* **DOCUMENT EXTRACT**:
==*==
On Fri, Jan 30, 2026 at 02:21:08PM +0100, Christian König wrote:
> On 1/30/26 14:01, Leon Romanovsky wrote:
> > On Fri, Jan 30, 2026 at 09:30:59AM +0100, Christian König wrote:
> >> On 1/24/26 20:14, Leon Romanovsky wrote:
> >>> From: Leon Romanovsky <[email protected]>
> >>>
> >>> dma-buf invalidation is handled asynchronously by the hardware, so VFIO
> >>> must wait until all affected objects have been fully invalidated.
> >>>
> >>> In addition, the dma-buf exporter is expecting that all importers unmap 
> >>> any
> >>> buffers they previously mapped.
> >>>
> >>> Fixes: 5d74781ebc86 ("vfio/pci: Add dma-buf export support for MMIO 
> >>> regions")
> >>> Signed-off-by: Leon Romanovsky <[email protected]>
> >>> ---
> >>>  drivers/vfio/pci/vfio_pci_dmabuf.c | 71 
> >>> ++++++++++++++++++++++++++++++++++++--
> >>>  1 file changed, 68 insertions(+), 3 deletions(-)
==*==
* **EXERCISE TASK A**:
Transcribe the VFIO patch thread between "On Fri, Jan 30, 2026 at 02:21:08PM" and "they previously mapped.", inclusive.
* **EXERCISE TASK B**:
Answer these from the VFIO patch thread:
(i) Which file does the patch change?
(ii) How many insertions and deletions does the patch make?
(iii) What does the dma-buf exporter expect all importers to do?
==*==
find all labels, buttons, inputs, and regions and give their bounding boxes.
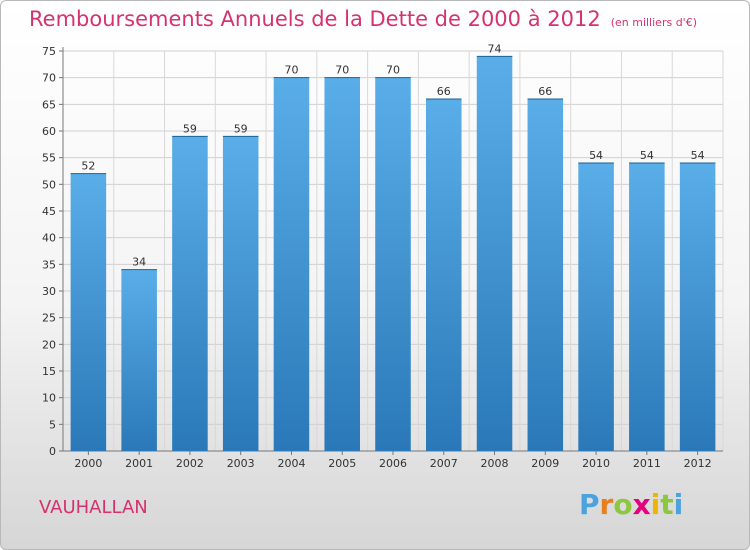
logo-letter: r (599, 488, 614, 521)
labels: 0 5 10 15 20 25 30 35 40 45 50 55 60 65 70 75 52 2000 34 20… (42, 42, 712, 470)
x-tick-label: 2006 (379, 457, 407, 470)
y-tick-label: 55 (42, 152, 56, 165)
bar-2007 (426, 99, 462, 451)
y-tick-label: 45 (42, 205, 56, 218)
bar-2008 (476, 56, 513, 451)
place-name: VAUHALLAN (39, 497, 148, 518)
logo-letter: x (632, 488, 651, 521)
y-tick-label: 15 (42, 365, 56, 378)
x-tick-label: 2008 (481, 457, 509, 470)
x-tick-label: 2003 (227, 457, 255, 470)
bar-value-label: 70 (386, 64, 400, 77)
bar-value-label: 74 (488, 42, 502, 55)
x-tick-label: 2007 (430, 457, 458, 470)
bar-value-label: 66 (538, 85, 552, 98)
logo-letter: i (650, 488, 661, 521)
bar-2003 (222, 136, 259, 452)
y-tick-label: 40 (42, 232, 56, 245)
y-tick-label: 75 (42, 45, 56, 58)
bar-2001 (121, 269, 157, 451)
y-tick-label: 50 (42, 178, 56, 191)
bar-2011 (629, 163, 665, 451)
bar-value-label: 70 (335, 64, 349, 77)
chart-title: Remboursements Annuels de la Dette de 20… (29, 7, 697, 31)
bar-value-label: 54 (640, 149, 654, 162)
y-tick-label: 65 (42, 98, 56, 111)
y-tick-label: 70 (42, 72, 56, 85)
y-tick-label: 30 (42, 285, 56, 298)
x-tick-label: 2005 (328, 457, 356, 470)
bar-2002 (172, 136, 208, 452)
bar-2006 (375, 77, 411, 452)
bar-value-label: 52 (81, 160, 95, 173)
bar-2009 (527, 99, 564, 451)
bar-value-label: 34 (132, 256, 146, 269)
bar-2010 (578, 163, 614, 451)
bar-2004 (273, 77, 310, 452)
bar-value-label: 70 (284, 64, 298, 77)
x-tick-label: 2012 (684, 457, 712, 470)
y-tick-label: 60 (42, 125, 56, 138)
bar-value-label: 59 (234, 122, 248, 135)
x-tick-label: 2004 (277, 457, 305, 470)
y-tick-label: 5 (49, 418, 56, 431)
chart-unit: (en milliers d'€) (610, 16, 697, 29)
bar-2000 (70, 173, 107, 451)
x-tick-label: 2011 (633, 457, 661, 470)
y-tick-label: 10 (42, 392, 56, 405)
logo-letter: P (579, 488, 600, 521)
bar-value-label: 54 (691, 149, 705, 162)
x-tick-label: 2000 (74, 457, 102, 470)
y-tick-label: 35 (42, 258, 56, 271)
x-tick-label: 2010 (582, 457, 610, 470)
bar-2005 (324, 77, 360, 452)
x-tick-label: 2002 (176, 457, 204, 470)
bar-value-label: 54 (589, 149, 603, 162)
bar-value-label: 59 (183, 122, 197, 135)
logo-letter: t (660, 488, 674, 521)
x-tick-label: 2009 (531, 457, 559, 470)
x-tick-label: 2001 (125, 457, 153, 470)
y-tick-label: 0 (49, 445, 56, 458)
y-tick-label: 20 (42, 338, 56, 351)
y-tick-label: 25 (42, 312, 56, 325)
bar-2012 (679, 163, 716, 451)
bar-value-label: 66 (437, 85, 451, 98)
bars (70, 55, 716, 452)
logo-letter: o (613, 488, 633, 521)
proxiti-logo: Proxiti (579, 488, 683, 521)
logo-letter: i (673, 488, 684, 521)
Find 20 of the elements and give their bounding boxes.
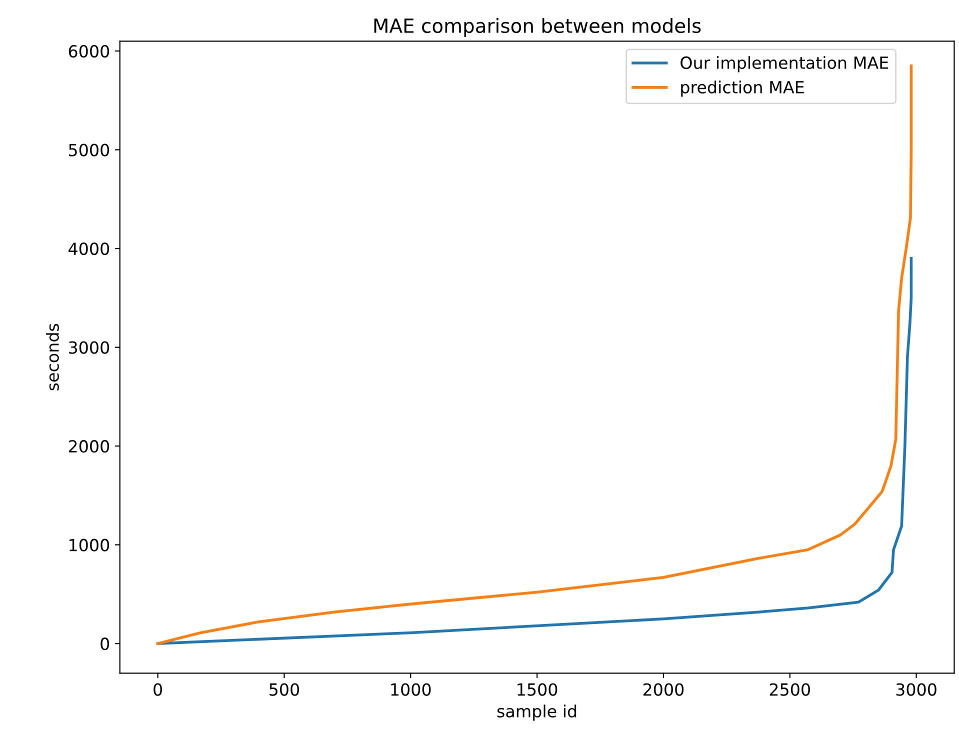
y-tick-label: 3000 bbox=[69, 341, 110, 354]
y-tick-label: 6000 bbox=[68, 44, 110, 58]
y-tick-label: 5000 bbox=[69, 144, 110, 156]
y-axis-title: seconds bbox=[46, 324, 59, 390]
x-tick-label: 0 bbox=[154, 683, 162, 696]
x-tick-label: 3000 bbox=[896, 683, 936, 696]
legend-label: Our implementation MAE bbox=[680, 56, 888, 72]
x-axis-title: sample id bbox=[497, 704, 576, 721]
y-tick-label: 2000 bbox=[68, 440, 110, 453]
y-tick-label: 0 bbox=[100, 638, 110, 650]
x-tick-label: 2000 bbox=[643, 683, 684, 696]
x-tick-label: 1500 bbox=[518, 683, 558, 696]
legend-label: prediction MAE bbox=[681, 80, 804, 97]
y-tick-label: 1000 bbox=[70, 538, 110, 552]
y-tick-label: 4000 bbox=[68, 242, 110, 256]
line-series bbox=[156, 257, 913, 645]
chart-title: MAE comparison between models bbox=[374, 18, 701, 37]
x-tick-label: 1000 bbox=[391, 683, 431, 696]
x-tick-label: 2500 bbox=[770, 683, 810, 696]
x-tick-label: 500 bbox=[270, 683, 300, 696]
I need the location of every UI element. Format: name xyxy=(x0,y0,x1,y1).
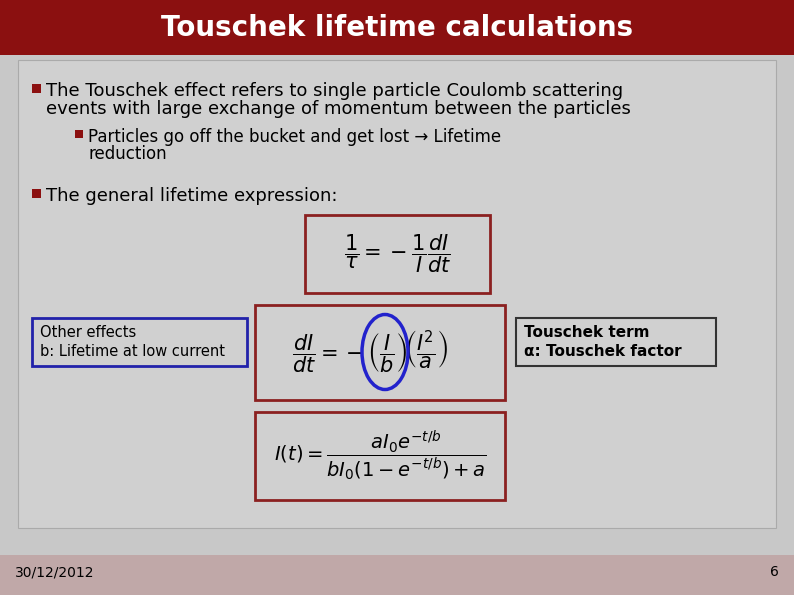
Bar xyxy=(75,130,83,138)
Text: α: Touschek factor: α: Touschek factor xyxy=(524,344,681,359)
Text: Other effects: Other effects xyxy=(40,325,137,340)
Text: Touschek lifetime calculations: Touschek lifetime calculations xyxy=(161,14,633,42)
Text: events with large exchange of momentum between the particles: events with large exchange of momentum b… xyxy=(46,100,631,118)
Text: $\dfrac{dI}{dt} = -\left(\dfrac{I}{b}\right)\!\left(\dfrac{I^{2}}{a}\right)$: $\dfrac{dI}{dt} = -\left(\dfrac{I}{b}\ri… xyxy=(292,328,448,377)
Text: 6: 6 xyxy=(770,565,779,579)
Text: Touschek term: Touschek term xyxy=(524,325,649,340)
Text: b: Lifetime at low current: b: Lifetime at low current xyxy=(40,344,225,359)
Bar xyxy=(18,60,776,528)
Text: The Touschek effect refers to single particle Coulomb scattering: The Touschek effect refers to single par… xyxy=(46,82,623,100)
Bar xyxy=(305,215,490,293)
Bar xyxy=(0,555,794,595)
Text: The general lifetime expression:: The general lifetime expression: xyxy=(46,187,337,205)
Bar xyxy=(255,412,505,500)
Bar xyxy=(0,0,794,55)
Text: 30/12/2012: 30/12/2012 xyxy=(15,565,94,579)
Bar xyxy=(32,318,247,366)
Text: $\dfrac{1}{\tau} = -\dfrac{1}{I}\dfrac{dI}{dt}$: $\dfrac{1}{\tau} = -\dfrac{1}{I}\dfrac{d… xyxy=(344,233,451,275)
Bar xyxy=(255,305,505,400)
Text: Particles go off the bucket and get lost → Lifetime: Particles go off the bucket and get lost… xyxy=(88,128,501,146)
Bar xyxy=(32,84,41,93)
Text: reduction: reduction xyxy=(88,145,167,163)
Bar xyxy=(516,318,716,366)
Text: $I(t) = \dfrac{aI_0 e^{-t/b}}{bI_0(1-e^{-t/b})+a}$: $I(t) = \dfrac{aI_0 e^{-t/b}}{bI_0(1-e^{… xyxy=(274,429,487,483)
Bar xyxy=(32,189,41,198)
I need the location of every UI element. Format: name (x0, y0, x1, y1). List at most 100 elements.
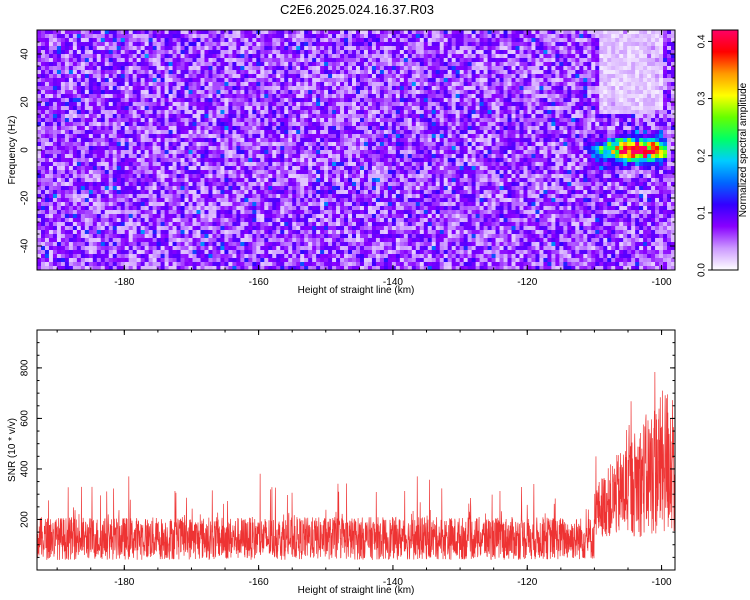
==*==
* **EXERCISE ANSWER A**:
On Fri, Jan 30, 2026 at 02:21:08PM +0100, Christian König wrote:
> On 1/30/26 14:01, Leon Romanovsky wrote:
> > On Fri, Jan 30, 2026 at 09:30:59AM +0100, Christian König wrote:
> >> On 1/24/26 20:14, Leon Romanovsky wrote:
> >>> From: Leon Romanovsky <[email protected]>
> >>>
> >>> dma-buf invalidation is handled asynchronously by the hardware, so VFIO
> >>> must wait until all affected objects have been fully invalidated.
> >>>
> >>> In addition, the dma-buf exporter is expecting that all importers unmap 
> >>> any
> >>> buffers they previously mapped.

* **EXERCISE ANSWER B**:
(i) drivers/vfio/pci/vfio_pci_dmabuf.c
(ii) 68 insertions and 3 deletions
(iii) Unmap any buffers they previously mapped